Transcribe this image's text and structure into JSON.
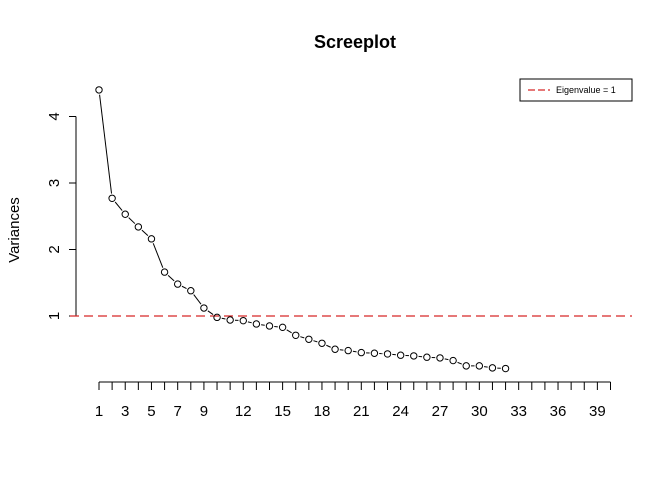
{
  "chart_data": {
    "type": "line",
    "title": "Screeplot",
    "xlabel": "",
    "ylabel": "Variances",
    "x": [
      1,
      2,
      3,
      4,
      5,
      6,
      7,
      8,
      9,
      10,
      11,
      12,
      13,
      14,
      15,
      16,
      17,
      18,
      19,
      20,
      21,
      22,
      23,
      24,
      25,
      26,
      27,
      28,
      29,
      30,
      31,
      32
    ],
    "series": [
      {
        "name": "",
        "values": [
          4.4,
          2.77,
          2.53,
          2.34,
          2.16,
          1.66,
          1.48,
          1.38,
          1.12,
          0.98,
          0.94,
          0.93,
          0.88,
          0.85,
          0.83,
          0.71,
          0.65,
          0.59,
          0.5,
          0.48,
          0.45,
          0.44,
          0.43,
          0.41,
          0.4,
          0.38,
          0.37,
          0.33,
          0.25,
          0.25,
          0.22,
          0.21
        ],
        "style": "points-with-line-segments",
        "point_shape": "open-circle",
        "color": "#000000"
      }
    ],
    "reference_line": {
      "y": 1,
      "label": "Eigenvalue = 1",
      "color": "#d62728",
      "style": "dashed"
    },
    "x_axis": {
      "ticks_min": 1,
      "ticks_max": 40,
      "tick_labels": [
        "1",
        "3",
        "5",
        "7",
        "9",
        "12",
        "15",
        "18",
        "21",
        "24",
        "27",
        "30",
        "33",
        "36",
        "39"
      ]
    },
    "y_axis": {
      "ticks": [
        1,
        2,
        3,
        4
      ],
      "tick_labels": [
        "1",
        "2",
        "3",
        "4"
      ]
    },
    "legend": {
      "placement": "top-right",
      "entries": [
        "Eigenvalue = 1"
      ]
    },
    "grid": false
  }
}
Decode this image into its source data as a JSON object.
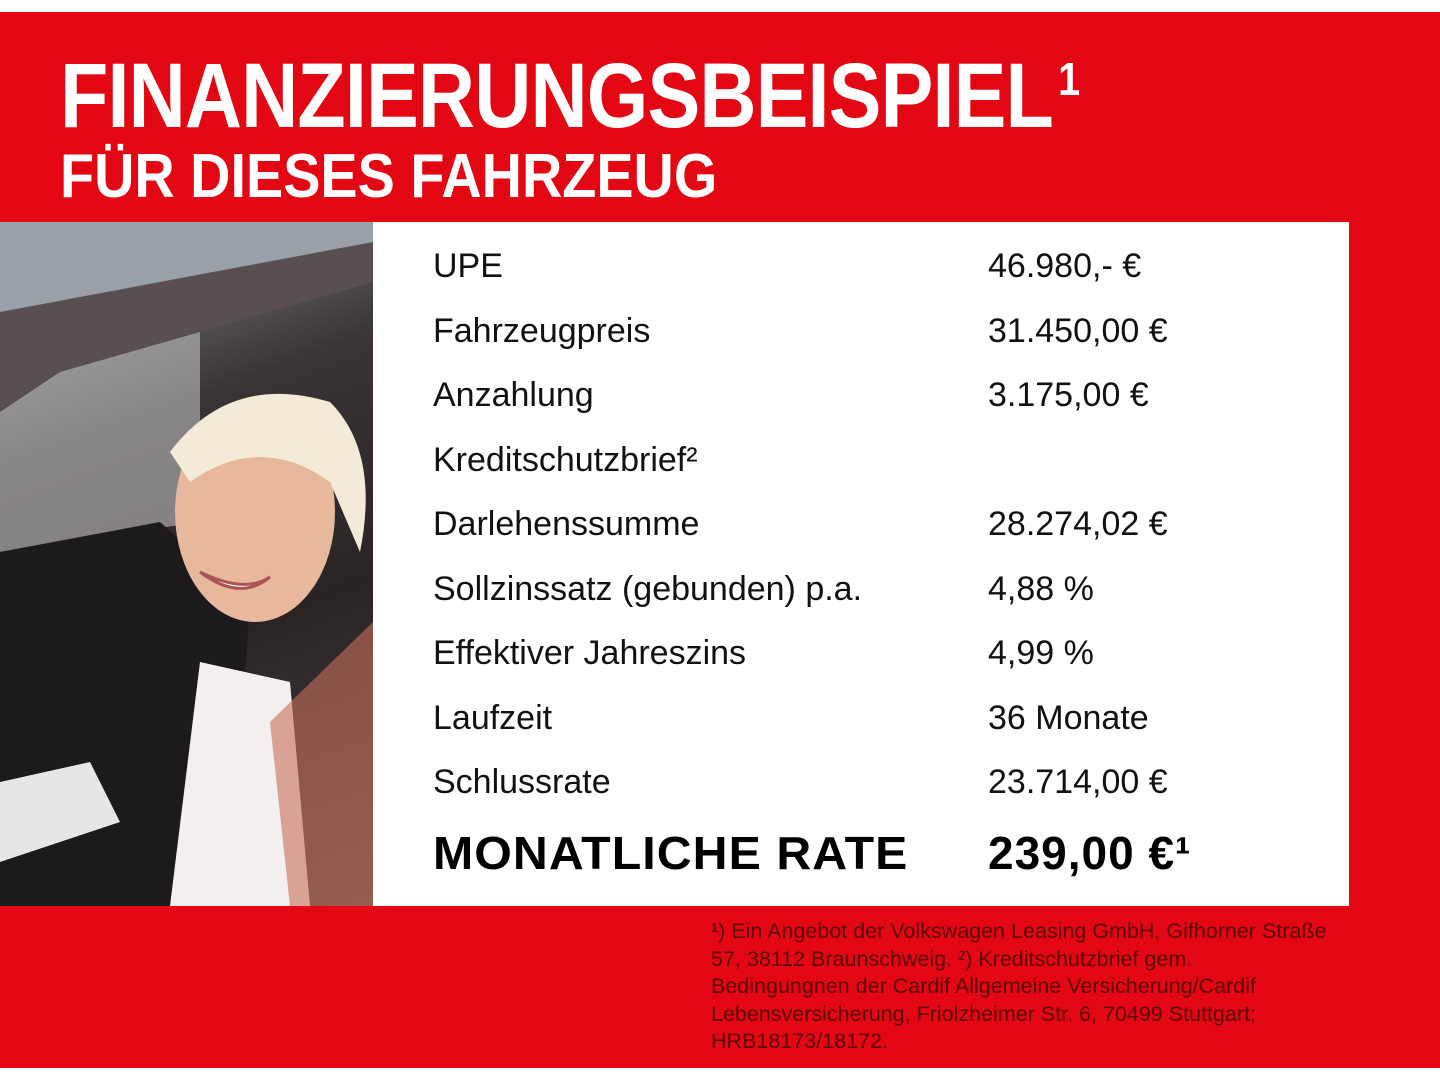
{
  "header": {
    "title": "FINANZIERUNGSBEISPIEL",
    "title_sup": "1",
    "subtitle": "FÜR DIESES FAHRZEUG"
  },
  "table": {
    "rows": [
      {
        "label": "UPE",
        "value": "46.980,- €"
      },
      {
        "label": "Fahrzeugpreis",
        "value": "31.450,00 €"
      },
      {
        "label": "Anzahlung",
        "value": "3.175,00 €"
      },
      {
        "label": "Kreditschutzbrief²",
        "value": ""
      },
      {
        "label": "Darlehenssumme",
        "value": "28.274,02 €"
      },
      {
        "label": "Sollzinssatz (gebunden) p.a.",
        "value": "4,88 %"
      },
      {
        "label": "Effektiver Jahreszins",
        "value": "4,99 %"
      },
      {
        "label": "Laufzeit",
        "value": "36 Monate"
      },
      {
        "label": "Schlussrate",
        "value": "23.714,00 €"
      }
    ],
    "total": {
      "label": "MONATLICHE RATE",
      "value": "239,00 €¹"
    }
  },
  "footnote": "¹) Ein Angebot der Volkswagen Leasing GmbH, Gifhorner Straße 57, 38112 Braunschweig. ²) Kreditschutzbrief gem. Bedingungnen der Cardif Allgemeine Versicherung/Cardif Lebensversicherung, Friolzheimer Str. 6, 70499 Stuttgart; HRB18173/18172.",
  "colors": {
    "brand_red": "#e30613",
    "footnote_text": "#5a0808"
  }
}
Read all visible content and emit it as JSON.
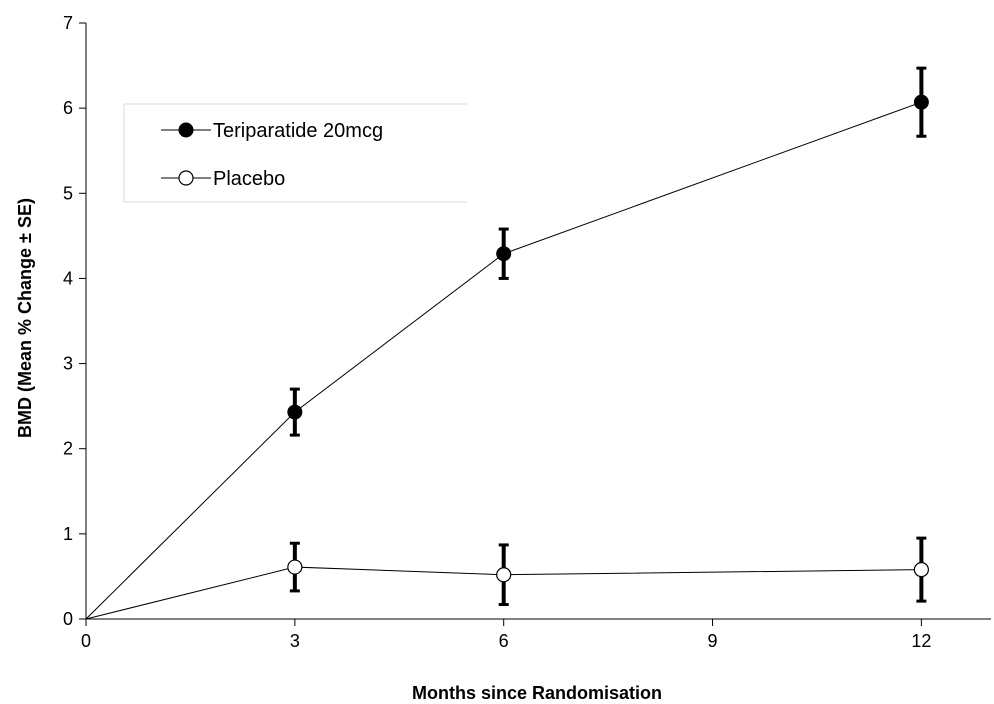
{
  "chart_data": {
    "type": "line",
    "title": "",
    "xlabel": "Months since Randomisation",
    "ylabel": "BMD (Mean % Change  ± SE)",
    "xlim": [
      0,
      13
    ],
    "ylim": [
      0,
      7
    ],
    "xticks": [
      0,
      3,
      6,
      9,
      12
    ],
    "yticks": [
      0,
      1,
      2,
      3,
      4,
      5,
      6,
      7
    ],
    "grid": false,
    "legend_position": "upper-left",
    "series": [
      {
        "name": "Teriparatide 20mcg",
        "marker": "filled-circle",
        "color": "#000000",
        "x": [
          0,
          3,
          6,
          12
        ],
        "y": [
          0,
          2.43,
          4.29,
          6.07
        ],
        "se": [
          0,
          0.27,
          0.29,
          0.4
        ]
      },
      {
        "name": "Placebo",
        "marker": "open-circle",
        "color": "#000000",
        "x": [
          0,
          3,
          6,
          12
        ],
        "y": [
          0,
          0.61,
          0.52,
          0.58
        ],
        "se": [
          0,
          0.28,
          0.35,
          0.37
        ]
      }
    ]
  }
}
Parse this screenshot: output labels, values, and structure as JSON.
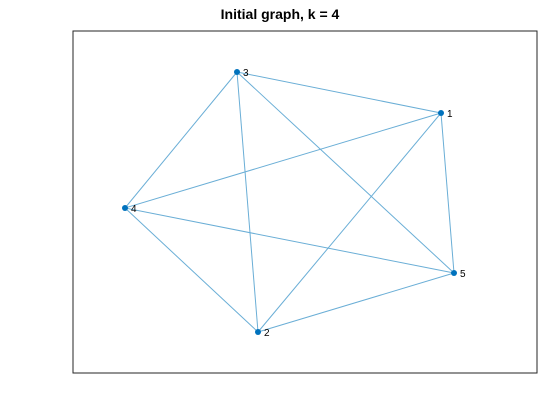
{
  "figure": {
    "title": "Initial graph, k = 4",
    "colors": {
      "edge": "#6aaed6",
      "node": "#0072bd",
      "axes": "#262626"
    }
  },
  "graph": {
    "nodes": [
      {
        "id": "1",
        "label": "1"
      },
      {
        "id": "2",
        "label": "2"
      },
      {
        "id": "3",
        "label": "3"
      },
      {
        "id": "4",
        "label": "4"
      },
      {
        "id": "5",
        "label": "5"
      }
    ],
    "edges": [
      [
        "3",
        "1"
      ],
      [
        "3",
        "4"
      ],
      [
        "3",
        "2"
      ],
      [
        "3",
        "5"
      ],
      [
        "1",
        "4"
      ],
      [
        "1",
        "2"
      ],
      [
        "1",
        "5"
      ],
      [
        "4",
        "5"
      ],
      [
        "4",
        "2"
      ],
      [
        "2",
        "5"
      ]
    ]
  }
}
+===+
## [BRIEF]
Pictures in the data above should not be copied; transcribe everything else exactly.

## [THE OUTPUT]
Transcribe this image's text and structure into JSON.
{
  "chart_data": {
    "type": "line",
    "title": "Screeplot",
    "xlabel": "",
    "ylabel": "Variances",
    "x": [
      1,
      2,
      3,
      4,
      5,
      6,
      7,
      8,
      9,
      10,
      11,
      12,
      13,
      14,
      15,
      16,
      17,
      18,
      19,
      20,
      21,
      22,
      23,
      24,
      25,
      26,
      27,
      28,
      29,
      30,
      31,
      32
    ],
    "series": [
      {
        "name": "",
        "values": [
          4.4,
          2.77,
          2.53,
          2.34,
          2.16,
          1.66,
          1.48,
          1.38,
          1.12,
          0.98,
          0.94,
          0.93,
          0.88,
          0.85,
          0.83,
          0.71,
          0.65,
          0.59,
          0.5,
          0.48,
          0.45,
          0.44,
          0.43,
          0.41,
          0.4,
          0.38,
          0.37,
          0.33,
          0.25,
          0.25,
          0.22,
          0.21
        ],
        "style": "points-with-line-segments",
        "point_shape": "open-circle",
        "color": "#000000"
      }
    ],
    "reference_line": {
      "y": 1,
      "label": "Eigenvalue = 1",
      "color": "#d62728",
      "style": "dashed"
    },
    "x_axis": {
      "ticks_min": 1,
      "ticks_max": 40,
      "tick_labels": [
        "1",
        "3",
        "5",
        "7",
        "9",
        "12",
        "15",
        "18",
        "21",
        "24",
        "27",
        "30",
        "33",
        "36",
        "39"
      ]
    },
    "y_axis": {
      "ticks": [
        1,
        2,
        3,
        4
      ],
      "tick_labels": [
        "1",
        "2",
        "3",
        "4"
      ]
    },
    "legend": {
      "placement": "top-right",
      "entries": [
        "Eigenvalue = 1"
      ]
    },
    "grid": false
  }
}
Decode this image into its source data as a JSON object.
{
  "header": {
    "title": "FINANZIERUNGSBEISPIEL",
    "title_sup": "1",
    "subtitle": "FÜR DIESES FAHRZEUG"
  },
  "table": {
    "rows": [
      {
        "label": "UPE",
        "value": "46.980,- €"
      },
      {
        "label": "Fahrzeugpreis",
        "value": "31.450,00 €"
      },
      {
        "label": "Anzahlung",
        "value": "3.175,00 €"
      },
      {
        "label": "Kreditschutzbrief²",
        "value": ""
      },
      {
        "label": "Darlehenssumme",
        "value": "28.274,02 €"
      },
      {
        "label": "Sollzinssatz (gebunden) p.a.",
        "value": "4,88 %"
      },
      {
        "label": "Effektiver Jahreszins",
        "value": "4,99 %"
      },
      {
        "label": "Laufzeit",
        "value": "36 Monate"
      },
      {
        "label": "Schlussrate",
        "value": "23.714,00 €"
      }
    ],
    "total": {
      "label": "MONATLICHE RATE",
      "value": "239,00 €¹"
    }
  },
  "footnote": "¹) Ein Angebot der Volkswagen Leasing GmbH, Gifhorner Straße 57, 38112 Braunschweig. ²) Kreditschutzbrief gem. Bedingungnen der Cardif Allgemeine Versicherung/Cardif Lebensversicherung, Friolzheimer Str. 6, 70499 Stuttgart; HRB18173/18172.",
  "colors": {
    "brand_red": "#e30613",
    "footnote_text": "#5a0808"
  }
}
Read all visible content and emit it as JSON.
{
  "chart_data": {
    "type": "line",
    "title": "",
    "xlabel": "Months since Randomisation",
    "ylabel": "BMD (Mean % Change  ± SE)",
    "xlim": [
      0,
      13
    ],
    "ylim": [
      0,
      7
    ],
    "xticks": [
      0,
      3,
      6,
      9,
      12
    ],
    "yticks": [
      0,
      1,
      2,
      3,
      4,
      5,
      6,
      7
    ],
    "grid": false,
    "legend_position": "upper-left",
    "series": [
      {
        "name": "Teriparatide 20mcg",
        "marker": "filled-circle",
        "color": "#000000",
        "x": [
          0,
          3,
          6,
          12
        ],
        "y": [
          0,
          2.43,
          4.29,
          6.07
        ],
        "se": [
          0,
          0.27,
          0.29,
          0.4
        ]
      },
      {
        "name": "Placebo",
        "marker": "open-circle",
        "color": "#000000",
        "x": [
          0,
          3,
          6,
          12
        ],
        "y": [
          0,
          0.61,
          0.52,
          0.58
        ],
        "se": [
          0,
          0.28,
          0.35,
          0.37
        ]
      }
    ]
  }
}
Parse this screenshot: output labels, values, and structure as JSON.
{
  "figure": {
    "title": "Initial graph, k = 4",
    "colors": {
      "edge": "#6aaed6",
      "node": "#0072bd",
      "axes": "#262626"
    }
  },
  "graph": {
    "nodes": [
      {
        "id": "1",
        "label": "1"
      },
      {
        "id": "2",
        "label": "2"
      },
      {
        "id": "3",
        "label": "3"
      },
      {
        "id": "4",
        "label": "4"
      },
      {
        "id": "5",
        "label": "5"
      }
    ],
    "edges": [
      [
        "3",
        "1"
      ],
      [
        "3",
        "4"
      ],
      [
        "3",
        "2"
      ],
      [
        "3",
        "5"
      ],
      [
        "1",
        "4"
      ],
      [
        "1",
        "2"
      ],
      [
        "1",
        "5"
      ],
      [
        "4",
        "5"
      ],
      [
        "4",
        "2"
      ],
      [
        "2",
        "5"
      ]
    ]
  }
}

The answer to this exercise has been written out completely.